**GOAL**
Leave the pictures out. Return all other data exactly.

**EXERCISE INPUTS**
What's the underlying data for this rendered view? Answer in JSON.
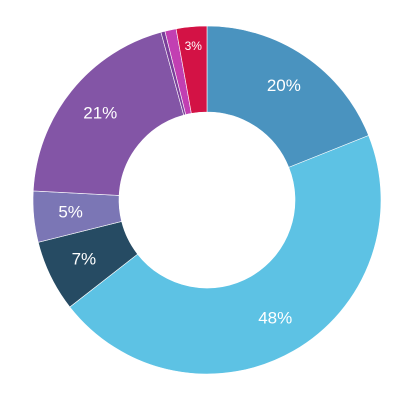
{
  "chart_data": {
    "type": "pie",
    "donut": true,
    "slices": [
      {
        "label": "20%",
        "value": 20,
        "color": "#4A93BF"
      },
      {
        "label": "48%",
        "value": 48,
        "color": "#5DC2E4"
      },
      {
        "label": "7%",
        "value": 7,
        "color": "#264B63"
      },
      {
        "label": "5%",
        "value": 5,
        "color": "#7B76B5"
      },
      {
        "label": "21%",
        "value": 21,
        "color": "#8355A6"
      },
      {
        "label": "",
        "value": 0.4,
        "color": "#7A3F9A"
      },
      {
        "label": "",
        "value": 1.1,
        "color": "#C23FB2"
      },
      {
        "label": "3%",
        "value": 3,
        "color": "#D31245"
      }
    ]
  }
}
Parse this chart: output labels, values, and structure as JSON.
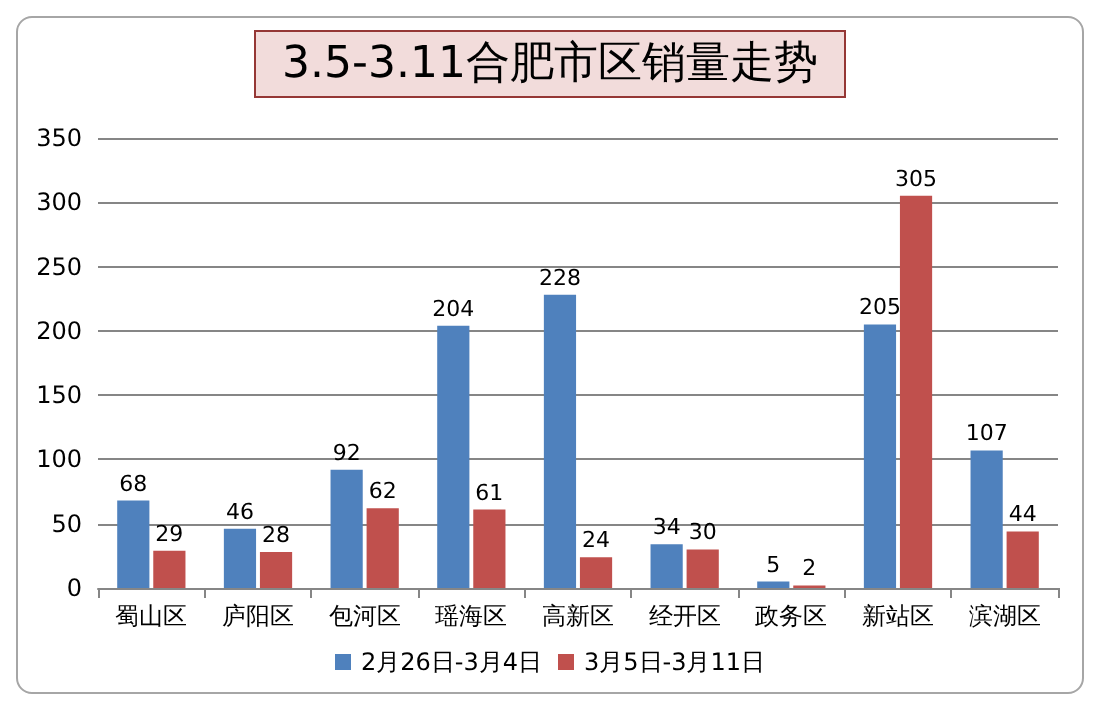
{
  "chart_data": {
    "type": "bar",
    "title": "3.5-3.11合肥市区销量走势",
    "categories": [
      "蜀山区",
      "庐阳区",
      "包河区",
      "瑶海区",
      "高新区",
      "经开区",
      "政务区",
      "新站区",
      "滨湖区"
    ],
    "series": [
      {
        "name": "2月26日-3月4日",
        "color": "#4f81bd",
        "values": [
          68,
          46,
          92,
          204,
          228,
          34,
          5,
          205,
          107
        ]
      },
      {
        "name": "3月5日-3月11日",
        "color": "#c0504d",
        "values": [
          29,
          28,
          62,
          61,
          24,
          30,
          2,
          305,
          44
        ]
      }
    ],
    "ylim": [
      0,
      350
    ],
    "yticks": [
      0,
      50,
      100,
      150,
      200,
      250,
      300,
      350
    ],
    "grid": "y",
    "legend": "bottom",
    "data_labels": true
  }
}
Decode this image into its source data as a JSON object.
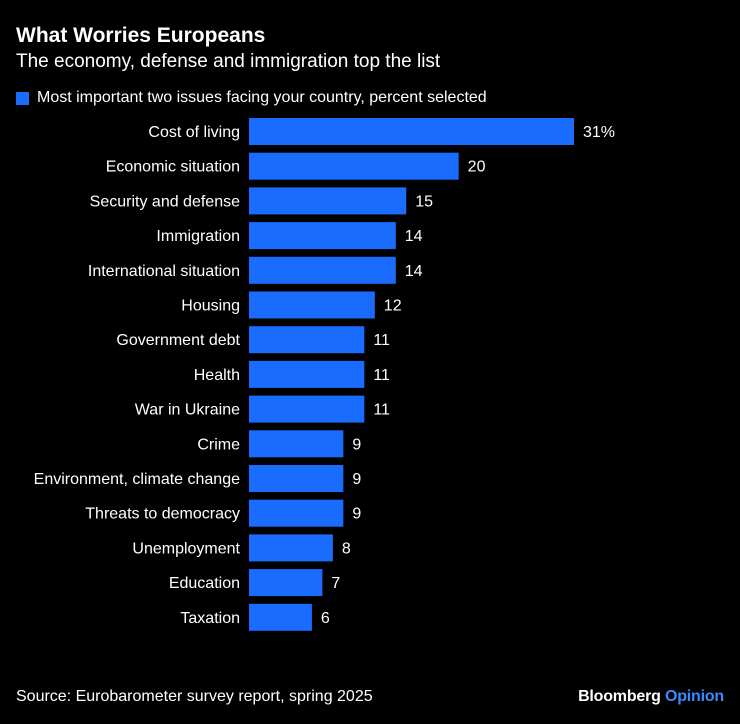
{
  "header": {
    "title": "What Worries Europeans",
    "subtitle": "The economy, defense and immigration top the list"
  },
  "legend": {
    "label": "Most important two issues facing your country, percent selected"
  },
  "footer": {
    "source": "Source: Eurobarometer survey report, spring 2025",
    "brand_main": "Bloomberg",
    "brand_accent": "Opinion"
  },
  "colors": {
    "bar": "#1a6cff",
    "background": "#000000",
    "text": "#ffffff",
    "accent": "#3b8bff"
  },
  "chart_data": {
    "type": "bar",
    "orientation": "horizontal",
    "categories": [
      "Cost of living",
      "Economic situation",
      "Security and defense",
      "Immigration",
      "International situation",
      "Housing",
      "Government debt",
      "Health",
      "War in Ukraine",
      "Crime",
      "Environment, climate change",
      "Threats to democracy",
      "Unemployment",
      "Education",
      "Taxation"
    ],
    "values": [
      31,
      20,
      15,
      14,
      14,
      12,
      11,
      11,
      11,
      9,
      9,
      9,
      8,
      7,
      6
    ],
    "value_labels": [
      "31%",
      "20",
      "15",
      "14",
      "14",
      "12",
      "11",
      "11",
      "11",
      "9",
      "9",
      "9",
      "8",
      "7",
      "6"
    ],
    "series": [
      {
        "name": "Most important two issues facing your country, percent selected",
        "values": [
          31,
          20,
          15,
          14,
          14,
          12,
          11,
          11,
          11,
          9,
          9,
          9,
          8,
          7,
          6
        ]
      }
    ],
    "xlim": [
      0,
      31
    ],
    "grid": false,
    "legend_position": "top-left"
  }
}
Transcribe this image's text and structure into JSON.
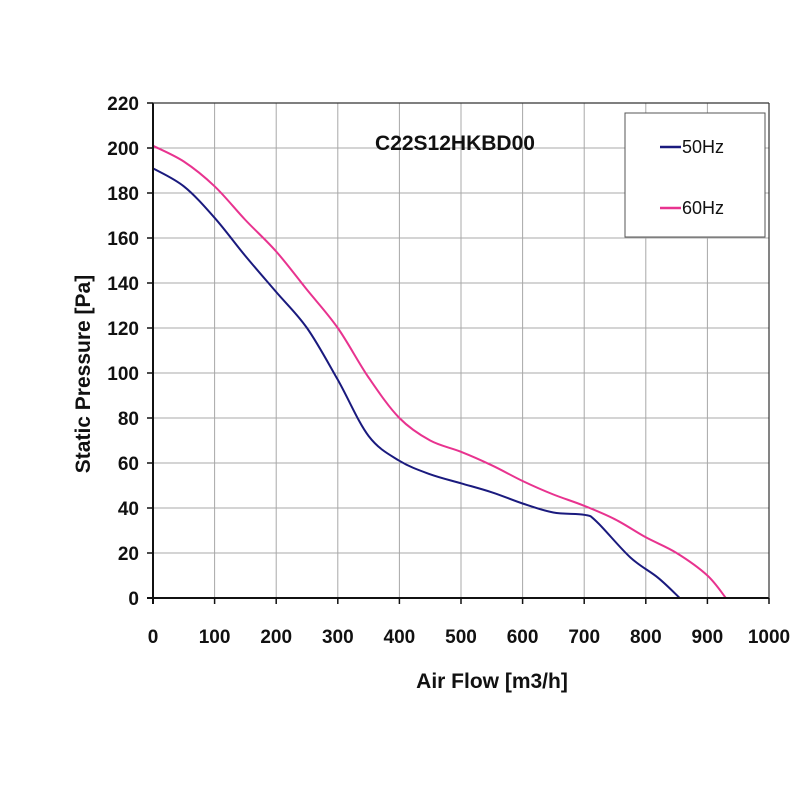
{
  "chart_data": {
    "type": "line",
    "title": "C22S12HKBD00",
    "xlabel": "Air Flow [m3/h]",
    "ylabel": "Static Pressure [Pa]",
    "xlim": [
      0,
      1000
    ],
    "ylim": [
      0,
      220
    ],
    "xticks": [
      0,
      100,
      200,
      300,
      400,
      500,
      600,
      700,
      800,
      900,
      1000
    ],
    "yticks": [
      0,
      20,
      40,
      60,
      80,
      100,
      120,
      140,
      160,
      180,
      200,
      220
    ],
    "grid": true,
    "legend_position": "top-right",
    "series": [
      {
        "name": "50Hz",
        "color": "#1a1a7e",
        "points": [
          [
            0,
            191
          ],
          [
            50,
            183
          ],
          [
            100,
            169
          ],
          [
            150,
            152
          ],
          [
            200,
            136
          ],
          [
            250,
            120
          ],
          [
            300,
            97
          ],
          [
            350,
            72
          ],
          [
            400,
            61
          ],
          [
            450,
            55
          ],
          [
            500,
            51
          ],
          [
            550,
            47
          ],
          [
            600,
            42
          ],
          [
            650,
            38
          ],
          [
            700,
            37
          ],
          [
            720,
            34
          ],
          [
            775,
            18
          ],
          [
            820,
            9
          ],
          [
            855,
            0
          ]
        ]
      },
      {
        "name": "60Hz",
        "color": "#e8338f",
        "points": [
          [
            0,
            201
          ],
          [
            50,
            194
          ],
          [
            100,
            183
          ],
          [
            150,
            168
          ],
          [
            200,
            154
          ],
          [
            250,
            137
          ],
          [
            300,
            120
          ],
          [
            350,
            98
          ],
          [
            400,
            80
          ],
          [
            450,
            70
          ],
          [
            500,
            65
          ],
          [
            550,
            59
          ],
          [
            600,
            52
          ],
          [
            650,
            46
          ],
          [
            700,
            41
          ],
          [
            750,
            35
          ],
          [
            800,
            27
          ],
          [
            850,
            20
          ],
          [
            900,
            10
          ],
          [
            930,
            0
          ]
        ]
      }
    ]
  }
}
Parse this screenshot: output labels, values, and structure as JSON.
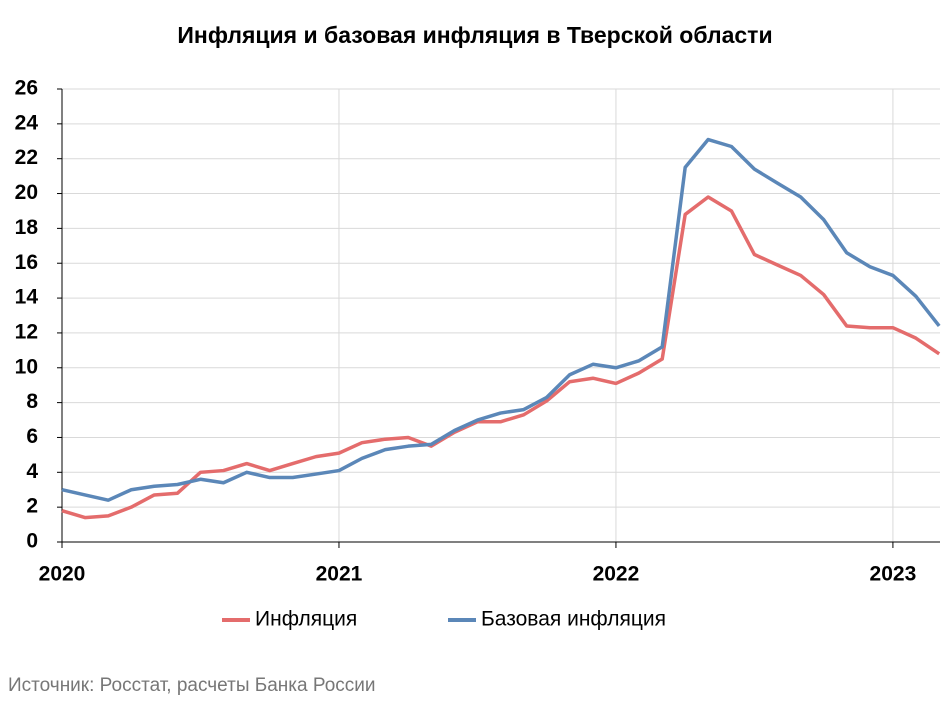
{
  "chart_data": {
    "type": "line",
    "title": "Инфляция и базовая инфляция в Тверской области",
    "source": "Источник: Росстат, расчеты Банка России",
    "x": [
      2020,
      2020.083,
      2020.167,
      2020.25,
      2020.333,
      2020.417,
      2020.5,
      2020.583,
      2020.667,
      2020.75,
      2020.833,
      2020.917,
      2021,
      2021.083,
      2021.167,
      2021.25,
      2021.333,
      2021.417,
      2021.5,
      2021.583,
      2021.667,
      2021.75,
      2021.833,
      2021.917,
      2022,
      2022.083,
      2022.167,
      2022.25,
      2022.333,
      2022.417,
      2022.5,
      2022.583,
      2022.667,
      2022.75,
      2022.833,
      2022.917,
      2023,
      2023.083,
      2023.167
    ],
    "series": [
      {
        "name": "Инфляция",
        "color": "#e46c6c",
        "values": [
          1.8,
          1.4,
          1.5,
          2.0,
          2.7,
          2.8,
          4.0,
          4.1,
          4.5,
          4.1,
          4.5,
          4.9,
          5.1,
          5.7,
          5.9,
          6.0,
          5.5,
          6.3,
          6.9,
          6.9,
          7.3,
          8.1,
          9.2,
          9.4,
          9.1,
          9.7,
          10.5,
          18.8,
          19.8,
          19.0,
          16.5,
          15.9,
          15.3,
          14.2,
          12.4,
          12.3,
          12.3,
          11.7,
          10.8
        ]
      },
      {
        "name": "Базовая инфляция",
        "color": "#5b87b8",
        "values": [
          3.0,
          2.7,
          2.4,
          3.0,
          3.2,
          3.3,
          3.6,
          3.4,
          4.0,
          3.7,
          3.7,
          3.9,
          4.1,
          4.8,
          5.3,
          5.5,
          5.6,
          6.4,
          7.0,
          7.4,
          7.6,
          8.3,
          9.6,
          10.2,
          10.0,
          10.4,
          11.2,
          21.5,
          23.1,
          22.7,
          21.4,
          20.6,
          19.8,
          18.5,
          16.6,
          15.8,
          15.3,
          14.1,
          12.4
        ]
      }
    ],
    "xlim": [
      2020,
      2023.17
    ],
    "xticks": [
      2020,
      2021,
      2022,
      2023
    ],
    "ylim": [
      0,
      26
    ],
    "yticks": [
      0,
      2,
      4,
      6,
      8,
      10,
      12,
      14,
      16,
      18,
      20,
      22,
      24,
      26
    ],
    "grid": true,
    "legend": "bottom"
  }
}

**TASK RESULT**
What's the underlying data for this rendered view? Answer in JSON.
{
  "chart_data": {
    "type": "pie",
    "donut": true,
    "slices": [
      {
        "label": "20%",
        "value": 20,
        "color": "#4A93BF"
      },
      {
        "label": "48%",
        "value": 48,
        "color": "#5DC2E4"
      },
      {
        "label": "7%",
        "value": 7,
        "color": "#264B63"
      },
      {
        "label": "5%",
        "value": 5,
        "color": "#7B76B5"
      },
      {
        "label": "21%",
        "value": 21,
        "color": "#8355A6"
      },
      {
        "label": "",
        "value": 0.4,
        "color": "#7A3F9A"
      },
      {
        "label": "",
        "value": 1.1,
        "color": "#C23FB2"
      },
      {
        "label": "3%",
        "value": 3,
        "color": "#D31245"
      }
    ]
  }
}
Parse this chart: output labels, values, and structure as JSON.
{
  "chart_data": {
    "type": "bar",
    "title": "3.5-3.11合肥市区销量走势",
    "categories": [
      "蜀山区",
      "庐阳区",
      "包河区",
      "瑶海区",
      "高新区",
      "经开区",
      "政务区",
      "新站区",
      "滨湖区"
    ],
    "series": [
      {
        "name": "2月26日-3月4日",
        "color": "#4f81bd",
        "values": [
          68,
          46,
          92,
          204,
          228,
          34,
          5,
          205,
          107
        ]
      },
      {
        "name": "3月5日-3月11日",
        "color": "#c0504d",
        "values": [
          29,
          28,
          62,
          61,
          24,
          30,
          2,
          305,
          44
        ]
      }
    ],
    "ylim": [
      0,
      350
    ],
    "yticks": [
      0,
      50,
      100,
      150,
      200,
      250,
      300,
      350
    ],
    "grid": "y",
    "legend": "bottom",
    "data_labels": true
  }
}
Decode this image into its source data as a JSON object.
{
  "header": {
    "title": "What Worries Europeans",
    "subtitle": "The economy, defense and immigration top the list"
  },
  "legend": {
    "label": "Most important two issues facing your country, percent selected"
  },
  "footer": {
    "source": "Source: Eurobarometer survey report, spring 2025",
    "brand_main": "Bloomberg",
    "brand_accent": "Opinion"
  },
  "colors": {
    "bar": "#1a6cff",
    "background": "#000000",
    "text": "#ffffff",
    "accent": "#3b8bff"
  },
  "chart_data": {
    "type": "bar",
    "orientation": "horizontal",
    "categories": [
      "Cost of living",
      "Economic situation",
      "Security and defense",
      "Immigration",
      "International situation",
      "Housing",
      "Government debt",
      "Health",
      "War in Ukraine",
      "Crime",
      "Environment, climate change",
      "Threats to democracy",
      "Unemployment",
      "Education",
      "Taxation"
    ],
    "values": [
      31,
      20,
      15,
      14,
      14,
      12,
      11,
      11,
      11,
      9,
      9,
      9,
      8,
      7,
      6
    ],
    "value_labels": [
      "31%",
      "20",
      "15",
      "14",
      "14",
      "12",
      "11",
      "11",
      "11",
      "9",
      "9",
      "9",
      "8",
      "7",
      "6"
    ],
    "series": [
      {
        "name": "Most important two issues facing your country, percent selected",
        "values": [
          31,
          20,
          15,
          14,
          14,
          12,
          11,
          11,
          11,
          9,
          9,
          9,
          8,
          7,
          6
        ]
      }
    ],
    "xlim": [
      0,
      31
    ],
    "grid": false,
    "legend_position": "top-left"
  }
}
Transcribe this image's text and structure into JSON.
{
  "chart_data": {
    "type": "line",
    "title": "C22S12HKBD00",
    "xlabel": "Air Flow [m3/h]",
    "ylabel": "Static Pressure [Pa]",
    "xlim": [
      0,
      1000
    ],
    "ylim": [
      0,
      220
    ],
    "xticks": [
      0,
      100,
      200,
      300,
      400,
      500,
      600,
      700,
      800,
      900,
      1000
    ],
    "yticks": [
      0,
      20,
      40,
      60,
      80,
      100,
      120,
      140,
      160,
      180,
      200,
      220
    ],
    "grid": true,
    "legend_position": "top-right",
    "series": [
      {
        "name": "50Hz",
        "color": "#1a1a7e",
        "points": [
          [
            0,
            191
          ],
          [
            50,
            183
          ],
          [
            100,
            169
          ],
          [
            150,
            152
          ],
          [
            200,
            136
          ],
          [
            250,
            120
          ],
          [
            300,
            97
          ],
          [
            350,
            72
          ],
          [
            400,
            61
          ],
          [
            450,
            55
          ],
          [
            500,
            51
          ],
          [
            550,
            47
          ],
          [
            600,
            42
          ],
          [
            650,
            38
          ],
          [
            700,
            37
          ],
          [
            720,
            34
          ],
          [
            775,
            18
          ],
          [
            820,
            9
          ],
          [
            855,
            0
          ]
        ]
      },
      {
        "name": "60Hz",
        "color": "#e8338f",
        "points": [
          [
            0,
            201
          ],
          [
            50,
            194
          ],
          [
            100,
            183
          ],
          [
            150,
            168
          ],
          [
            200,
            154
          ],
          [
            250,
            137
          ],
          [
            300,
            120
          ],
          [
            350,
            98
          ],
          [
            400,
            80
          ],
          [
            450,
            70
          ],
          [
            500,
            65
          ],
          [
            550,
            59
          ],
          [
            600,
            52
          ],
          [
            650,
            46
          ],
          [
            700,
            41
          ],
          [
            750,
            35
          ],
          [
            800,
            27
          ],
          [
            850,
            20
          ],
          [
            900,
            10
          ],
          [
            930,
            0
          ]
        ]
      }
    ]
  }
}
Parse this screenshot: output labels, values, and structure as JSON.
{
  "chart_data": {
    "type": "line",
    "title": "Инфляция и базовая инфляция в Тверской области",
    "source": "Источник: Росстат, расчеты Банка России",
    "x": [
      2020,
      2020.083,
      2020.167,
      2020.25,
      2020.333,
      2020.417,
      2020.5,
      2020.583,
      2020.667,
      2020.75,
      2020.833,
      2020.917,
      2021,
      2021.083,
      2021.167,
      2021.25,
      2021.333,
      2021.417,
      2021.5,
      2021.583,
      2021.667,
      2021.75,
      2021.833,
      2021.917,
      2022,
      2022.083,
      2022.167,
      2022.25,
      2022.333,
      2022.417,
      2022.5,
      2022.583,
      2022.667,
      2022.75,
      2022.833,
      2022.917,
      2023,
      2023.083,
      2023.167
    ],
    "series": [
      {
        "name": "Инфляция",
        "color": "#e46c6c",
        "values": [
          1.8,
          1.4,
          1.5,
          2.0,
          2.7,
          2.8,
          4.0,
          4.1,
          4.5,
          4.1,
          4.5,
          4.9,
          5.1,
          5.7,
          5.9,
          6.0,
          5.5,
          6.3,
          6.9,
          6.9,
          7.3,
          8.1,
          9.2,
          9.4,
          9.1,
          9.7,
          10.5,
          18.8,
          19.8,
          19.0,
          16.5,
          15.9,
          15.3,
          14.2,
          12.4,
          12.3,
          12.3,
          11.7,
          10.8
        ]
      },
      {
        "name": "Базовая инфляция",
        "color": "#5b87b8",
        "values": [
          3.0,
          2.7,
          2.4,
          3.0,
          3.2,
          3.3,
          3.6,
          3.4,
          4.0,
          3.7,
          3.7,
          3.9,
          4.1,
          4.8,
          5.3,
          5.5,
          5.6,
          6.4,
          7.0,
          7.4,
          7.6,
          8.3,
          9.6,
          10.2,
          10.0,
          10.4,
          11.2,
          21.5,
          23.1,
          22.7,
          21.4,
          20.6,
          19.8,
          18.5,
          16.6,
          15.8,
          15.3,
          14.1,
          12.4
        ]
      }
    ],
    "xlim": [
      2020,
      2023.17
    ],
    "xticks": [
      2020,
      2021,
      2022,
      2023
    ],
    "ylim": [
      0,
      26
    ],
    "yticks": [
      0,
      2,
      4,
      6,
      8,
      10,
      12,
      14,
      16,
      18,
      20,
      22,
      24,
      26
    ],
    "grid": true,
    "legend": "bottom"
  }
}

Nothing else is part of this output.